# What to do
1) From the West Virginia court opinion, list every person identified by full name.
2) Answer these questions using the West Virginia court opinion:
(a) What is the case's docket number?
(b) On what date did the circuit court issue the order that the father is appealing?
(c) Who filed a response on behalf of the child?
3) Pick up the West Virginia court opinion on the A.D.-1 appeal after its last sentence and write the next part of the decision.

In re A.D.-1

CourtWest Virginia Supreme Court
DecidedMay 12, 2022
Docket21-0794
StatusPublished

This text of In re A.D.-1 (In re A.D.-1) is published on Counsel Stack Legal Research, covering West Virginia Supreme Court primary law. Counsel Stack provides free access to over 12 million legal documents including statutes, case law, regulations, and constitutions.

Bluebook
In re A.D.-1, (W. Va. 2022).

Opinion

FILED May 12, 2022 STATE OF WEST VIRGINIA EDYTHE NASH GAISER, CLERK SUPREME COURT OF APPEALS SUPREME COURT OF APPEALS OF WEST VIRGINIA

In re A.D.-1

No. 21-0794 (Mineral County 20-JA-21)

MEMORANDUM DECISION

Petitioner Father A.D.-2, by counsel Jason T. Gain, appeals the Circuit Court of Mineral County’s September 9, 2021, order terminating his parental rights to A.D.-1. 1 The West Virginia Department of Health and Human Resources (“DHHR”), by counsel Patrick Morrisey and Lee A. Niezgoda, filed a response agreeing with petitioner’s argument. The guardian ad litem, Meredith H. Haines, filed a response on behalf of the child also in support of petitioner’s argument. On appeal, petitioner argues that the circuit court erred in proceeding to disposition without adjudicating the child as abused or neglected.

# Supplied material
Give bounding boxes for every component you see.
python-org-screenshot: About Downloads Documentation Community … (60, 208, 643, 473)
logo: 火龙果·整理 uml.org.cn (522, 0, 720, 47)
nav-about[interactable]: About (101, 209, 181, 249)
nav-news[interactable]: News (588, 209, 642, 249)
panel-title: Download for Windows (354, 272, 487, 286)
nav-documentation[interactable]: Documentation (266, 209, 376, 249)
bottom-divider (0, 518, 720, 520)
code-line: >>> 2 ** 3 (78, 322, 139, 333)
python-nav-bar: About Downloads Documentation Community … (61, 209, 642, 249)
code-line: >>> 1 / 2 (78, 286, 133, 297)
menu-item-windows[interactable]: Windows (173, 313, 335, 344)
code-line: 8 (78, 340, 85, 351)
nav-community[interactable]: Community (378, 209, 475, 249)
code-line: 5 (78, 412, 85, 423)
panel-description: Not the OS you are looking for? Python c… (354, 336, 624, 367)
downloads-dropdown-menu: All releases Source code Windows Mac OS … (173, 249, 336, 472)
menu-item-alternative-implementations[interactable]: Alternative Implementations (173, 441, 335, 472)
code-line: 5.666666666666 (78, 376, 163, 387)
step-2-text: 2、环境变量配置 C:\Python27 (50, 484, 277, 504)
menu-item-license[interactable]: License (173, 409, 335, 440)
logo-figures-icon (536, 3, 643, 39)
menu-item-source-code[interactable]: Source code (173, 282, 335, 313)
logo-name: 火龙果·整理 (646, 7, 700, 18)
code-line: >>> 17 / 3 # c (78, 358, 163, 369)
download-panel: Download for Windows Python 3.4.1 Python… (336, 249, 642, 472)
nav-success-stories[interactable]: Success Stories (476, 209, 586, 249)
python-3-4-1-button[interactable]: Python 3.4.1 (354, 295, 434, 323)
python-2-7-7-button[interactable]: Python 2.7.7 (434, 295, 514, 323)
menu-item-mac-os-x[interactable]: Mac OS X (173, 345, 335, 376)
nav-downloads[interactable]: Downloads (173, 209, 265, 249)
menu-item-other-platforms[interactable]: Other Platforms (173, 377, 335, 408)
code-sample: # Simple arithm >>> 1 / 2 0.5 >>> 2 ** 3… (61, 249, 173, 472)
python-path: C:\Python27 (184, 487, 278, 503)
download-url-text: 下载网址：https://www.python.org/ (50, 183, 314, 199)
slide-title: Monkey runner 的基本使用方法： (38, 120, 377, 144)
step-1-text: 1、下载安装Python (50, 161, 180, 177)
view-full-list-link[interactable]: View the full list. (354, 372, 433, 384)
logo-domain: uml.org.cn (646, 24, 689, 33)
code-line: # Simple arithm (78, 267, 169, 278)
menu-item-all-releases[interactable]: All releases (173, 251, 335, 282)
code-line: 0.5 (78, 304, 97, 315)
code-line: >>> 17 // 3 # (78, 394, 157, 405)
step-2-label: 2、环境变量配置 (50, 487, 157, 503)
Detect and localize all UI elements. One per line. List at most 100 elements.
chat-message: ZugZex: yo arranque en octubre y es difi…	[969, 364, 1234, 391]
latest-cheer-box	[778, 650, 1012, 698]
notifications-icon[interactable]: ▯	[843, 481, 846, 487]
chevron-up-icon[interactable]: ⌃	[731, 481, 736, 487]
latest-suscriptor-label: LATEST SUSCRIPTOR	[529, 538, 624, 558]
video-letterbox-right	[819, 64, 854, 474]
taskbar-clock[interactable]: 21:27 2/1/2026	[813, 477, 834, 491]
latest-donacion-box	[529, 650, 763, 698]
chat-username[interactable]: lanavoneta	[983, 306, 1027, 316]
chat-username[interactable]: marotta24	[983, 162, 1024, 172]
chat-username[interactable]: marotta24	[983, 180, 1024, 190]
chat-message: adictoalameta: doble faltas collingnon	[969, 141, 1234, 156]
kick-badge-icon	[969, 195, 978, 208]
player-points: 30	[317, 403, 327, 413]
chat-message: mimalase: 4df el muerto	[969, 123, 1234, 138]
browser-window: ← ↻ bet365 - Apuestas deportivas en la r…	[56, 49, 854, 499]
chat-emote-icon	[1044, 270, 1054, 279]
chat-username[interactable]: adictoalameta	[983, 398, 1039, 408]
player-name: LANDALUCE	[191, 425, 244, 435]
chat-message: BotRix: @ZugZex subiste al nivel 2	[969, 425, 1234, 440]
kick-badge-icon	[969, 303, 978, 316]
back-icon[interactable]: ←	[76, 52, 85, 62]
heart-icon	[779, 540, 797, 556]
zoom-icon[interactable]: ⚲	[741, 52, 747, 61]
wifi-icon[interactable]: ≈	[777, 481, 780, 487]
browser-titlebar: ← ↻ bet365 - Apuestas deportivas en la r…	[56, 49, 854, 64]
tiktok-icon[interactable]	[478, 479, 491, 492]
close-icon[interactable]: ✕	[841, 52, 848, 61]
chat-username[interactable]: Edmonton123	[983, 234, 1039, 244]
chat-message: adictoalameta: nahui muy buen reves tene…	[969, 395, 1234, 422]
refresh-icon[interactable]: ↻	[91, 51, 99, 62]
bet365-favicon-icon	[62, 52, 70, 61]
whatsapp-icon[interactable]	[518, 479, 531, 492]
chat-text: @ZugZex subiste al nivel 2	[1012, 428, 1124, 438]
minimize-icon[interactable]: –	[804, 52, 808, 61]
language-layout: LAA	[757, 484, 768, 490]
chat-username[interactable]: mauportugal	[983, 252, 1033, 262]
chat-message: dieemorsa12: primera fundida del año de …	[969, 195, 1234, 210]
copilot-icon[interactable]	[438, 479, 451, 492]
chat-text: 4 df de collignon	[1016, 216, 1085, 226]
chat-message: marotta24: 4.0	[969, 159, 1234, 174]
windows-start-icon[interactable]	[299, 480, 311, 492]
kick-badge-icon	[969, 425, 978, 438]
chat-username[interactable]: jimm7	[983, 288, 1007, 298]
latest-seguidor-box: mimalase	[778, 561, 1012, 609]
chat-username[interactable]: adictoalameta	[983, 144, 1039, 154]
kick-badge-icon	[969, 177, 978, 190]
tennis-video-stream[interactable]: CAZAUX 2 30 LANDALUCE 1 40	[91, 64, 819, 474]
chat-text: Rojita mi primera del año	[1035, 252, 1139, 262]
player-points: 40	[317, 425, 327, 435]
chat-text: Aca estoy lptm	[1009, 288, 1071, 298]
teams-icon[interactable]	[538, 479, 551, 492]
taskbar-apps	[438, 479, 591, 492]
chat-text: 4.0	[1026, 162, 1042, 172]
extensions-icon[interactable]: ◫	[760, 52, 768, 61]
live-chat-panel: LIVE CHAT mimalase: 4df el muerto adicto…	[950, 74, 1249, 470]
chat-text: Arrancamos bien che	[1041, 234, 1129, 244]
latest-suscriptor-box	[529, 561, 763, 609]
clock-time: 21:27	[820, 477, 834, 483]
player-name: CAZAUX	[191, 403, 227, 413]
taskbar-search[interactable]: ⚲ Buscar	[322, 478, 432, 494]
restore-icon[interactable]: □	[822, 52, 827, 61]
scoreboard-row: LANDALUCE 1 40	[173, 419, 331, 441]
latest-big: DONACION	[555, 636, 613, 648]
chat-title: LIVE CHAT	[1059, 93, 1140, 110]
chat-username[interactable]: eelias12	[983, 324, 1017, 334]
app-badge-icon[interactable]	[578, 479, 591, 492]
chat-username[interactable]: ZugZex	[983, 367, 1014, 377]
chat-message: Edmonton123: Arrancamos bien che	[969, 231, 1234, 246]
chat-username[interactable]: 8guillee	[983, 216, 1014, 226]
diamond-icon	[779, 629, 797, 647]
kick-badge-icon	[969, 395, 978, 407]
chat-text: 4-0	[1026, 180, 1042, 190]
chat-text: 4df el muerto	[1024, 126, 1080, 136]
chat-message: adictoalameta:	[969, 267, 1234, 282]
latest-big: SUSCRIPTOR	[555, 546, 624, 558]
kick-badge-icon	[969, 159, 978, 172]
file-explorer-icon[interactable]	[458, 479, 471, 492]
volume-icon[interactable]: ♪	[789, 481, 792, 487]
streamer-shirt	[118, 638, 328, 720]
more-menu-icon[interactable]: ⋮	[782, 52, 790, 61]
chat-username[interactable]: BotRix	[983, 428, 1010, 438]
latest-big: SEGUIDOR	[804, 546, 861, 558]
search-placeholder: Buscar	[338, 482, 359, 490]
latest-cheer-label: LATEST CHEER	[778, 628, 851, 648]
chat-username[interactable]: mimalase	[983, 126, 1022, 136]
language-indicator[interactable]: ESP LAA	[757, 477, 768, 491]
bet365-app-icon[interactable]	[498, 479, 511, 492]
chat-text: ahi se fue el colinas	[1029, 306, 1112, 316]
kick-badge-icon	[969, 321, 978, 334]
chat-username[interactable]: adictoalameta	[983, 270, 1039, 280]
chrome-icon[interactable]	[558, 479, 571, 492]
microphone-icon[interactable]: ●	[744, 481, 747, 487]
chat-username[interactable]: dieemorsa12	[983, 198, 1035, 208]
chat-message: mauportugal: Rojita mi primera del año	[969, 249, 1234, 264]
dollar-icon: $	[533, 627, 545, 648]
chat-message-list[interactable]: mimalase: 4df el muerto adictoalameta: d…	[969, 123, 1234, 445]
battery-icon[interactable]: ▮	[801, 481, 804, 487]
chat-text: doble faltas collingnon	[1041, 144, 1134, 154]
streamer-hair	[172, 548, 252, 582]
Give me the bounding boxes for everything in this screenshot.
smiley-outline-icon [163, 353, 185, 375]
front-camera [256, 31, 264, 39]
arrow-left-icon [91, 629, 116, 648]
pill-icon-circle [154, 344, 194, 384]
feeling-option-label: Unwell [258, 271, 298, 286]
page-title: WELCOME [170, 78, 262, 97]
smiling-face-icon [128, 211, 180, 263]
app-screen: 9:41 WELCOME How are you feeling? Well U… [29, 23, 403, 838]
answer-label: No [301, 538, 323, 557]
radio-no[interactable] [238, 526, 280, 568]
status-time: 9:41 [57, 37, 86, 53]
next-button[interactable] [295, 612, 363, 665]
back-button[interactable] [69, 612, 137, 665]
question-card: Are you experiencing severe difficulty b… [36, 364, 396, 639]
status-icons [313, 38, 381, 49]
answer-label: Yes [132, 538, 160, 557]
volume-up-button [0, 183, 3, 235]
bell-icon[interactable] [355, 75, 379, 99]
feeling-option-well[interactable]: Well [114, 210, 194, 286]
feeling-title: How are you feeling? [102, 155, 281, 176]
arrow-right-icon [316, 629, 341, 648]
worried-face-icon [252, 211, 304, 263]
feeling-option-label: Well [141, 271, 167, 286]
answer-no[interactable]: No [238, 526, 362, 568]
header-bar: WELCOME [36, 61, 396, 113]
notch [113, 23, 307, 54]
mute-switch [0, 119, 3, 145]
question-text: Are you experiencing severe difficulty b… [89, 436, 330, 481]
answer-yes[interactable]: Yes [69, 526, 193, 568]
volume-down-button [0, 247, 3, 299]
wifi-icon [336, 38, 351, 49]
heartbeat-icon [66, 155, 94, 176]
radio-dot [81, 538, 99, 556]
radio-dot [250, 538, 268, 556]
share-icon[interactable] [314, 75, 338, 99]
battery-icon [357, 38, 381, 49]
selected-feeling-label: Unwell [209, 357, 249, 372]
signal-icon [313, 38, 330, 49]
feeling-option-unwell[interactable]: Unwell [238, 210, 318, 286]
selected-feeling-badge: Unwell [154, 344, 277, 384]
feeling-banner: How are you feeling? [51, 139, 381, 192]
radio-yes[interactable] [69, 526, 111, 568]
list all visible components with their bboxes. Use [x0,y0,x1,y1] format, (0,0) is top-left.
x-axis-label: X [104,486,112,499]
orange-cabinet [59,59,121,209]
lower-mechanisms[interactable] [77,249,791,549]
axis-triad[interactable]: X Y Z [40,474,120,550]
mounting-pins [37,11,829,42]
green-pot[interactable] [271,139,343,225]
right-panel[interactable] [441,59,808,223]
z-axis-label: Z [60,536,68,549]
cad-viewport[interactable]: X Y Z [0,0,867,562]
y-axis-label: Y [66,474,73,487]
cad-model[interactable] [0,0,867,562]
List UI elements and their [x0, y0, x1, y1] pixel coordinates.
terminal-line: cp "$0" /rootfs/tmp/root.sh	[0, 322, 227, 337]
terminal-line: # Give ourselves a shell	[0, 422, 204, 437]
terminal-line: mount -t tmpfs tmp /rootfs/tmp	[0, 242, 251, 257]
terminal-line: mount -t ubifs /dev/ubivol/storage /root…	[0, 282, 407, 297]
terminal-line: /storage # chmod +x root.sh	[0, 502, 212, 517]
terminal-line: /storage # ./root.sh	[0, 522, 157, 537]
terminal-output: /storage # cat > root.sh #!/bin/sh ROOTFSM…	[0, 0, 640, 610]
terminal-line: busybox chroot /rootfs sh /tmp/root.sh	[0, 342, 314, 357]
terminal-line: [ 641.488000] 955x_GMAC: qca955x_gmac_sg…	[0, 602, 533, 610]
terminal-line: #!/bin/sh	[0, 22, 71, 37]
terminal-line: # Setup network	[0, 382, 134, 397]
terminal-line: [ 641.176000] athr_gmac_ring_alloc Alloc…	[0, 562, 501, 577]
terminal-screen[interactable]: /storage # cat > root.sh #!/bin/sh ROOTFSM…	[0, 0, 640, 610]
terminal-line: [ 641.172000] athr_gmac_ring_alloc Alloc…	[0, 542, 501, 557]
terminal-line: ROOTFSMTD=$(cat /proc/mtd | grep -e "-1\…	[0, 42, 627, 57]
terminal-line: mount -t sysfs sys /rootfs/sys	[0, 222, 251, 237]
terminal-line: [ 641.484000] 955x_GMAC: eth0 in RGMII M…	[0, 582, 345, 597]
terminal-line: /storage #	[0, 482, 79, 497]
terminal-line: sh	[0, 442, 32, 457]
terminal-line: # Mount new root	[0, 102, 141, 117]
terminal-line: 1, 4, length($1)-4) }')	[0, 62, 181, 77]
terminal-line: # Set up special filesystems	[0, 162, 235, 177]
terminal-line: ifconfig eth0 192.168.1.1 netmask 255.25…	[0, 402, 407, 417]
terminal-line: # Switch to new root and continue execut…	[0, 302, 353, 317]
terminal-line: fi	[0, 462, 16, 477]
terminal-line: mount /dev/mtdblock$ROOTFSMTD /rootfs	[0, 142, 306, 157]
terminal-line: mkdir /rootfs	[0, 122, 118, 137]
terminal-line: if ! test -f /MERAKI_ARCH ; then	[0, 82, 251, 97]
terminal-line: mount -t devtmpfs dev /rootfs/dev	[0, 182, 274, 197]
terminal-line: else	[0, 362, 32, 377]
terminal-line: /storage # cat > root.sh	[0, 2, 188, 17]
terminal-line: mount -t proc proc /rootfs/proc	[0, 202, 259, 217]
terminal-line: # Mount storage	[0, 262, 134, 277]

# Answers to this exercise
1) Edythe Nash Gaiser, Jason T. Gain, Patrick Morrisey, Lee A. Niezgoda, Meredith H. Haines

2)
(a) 21-0794
(b) September 9, 2021
(c) The guardian ad litem, Meredith H. Haines.

3)
This Court has considered the parties’ briefs and the record on appeal. The facts and legal arguments are adequately presented, and the decisional process would not be significantly aided by oral argument. Upon consideration of the standard of review, the briefs, and the record presented, the Court finds that the circuit court erred in failing to adjudicate petitioner as an abusing parent to A.D.-1. This case satisfies the “limited circumstances” requirement of Rule 21(d) of the Rules of Appellate Procedure and is therefore appropriate for a memorandum decision vacating the circuit court’s order rather than an opinion.

The DHHR filed a child abuse and neglect petition against petitioner and his girlfriend, J.R., in May of 2020, alleging issues of domestic violence and drug abuse. The petition included two children: F.W., J.R.’s daughter from another relationship, and A.D.-1, petitioner’s child from another relationship.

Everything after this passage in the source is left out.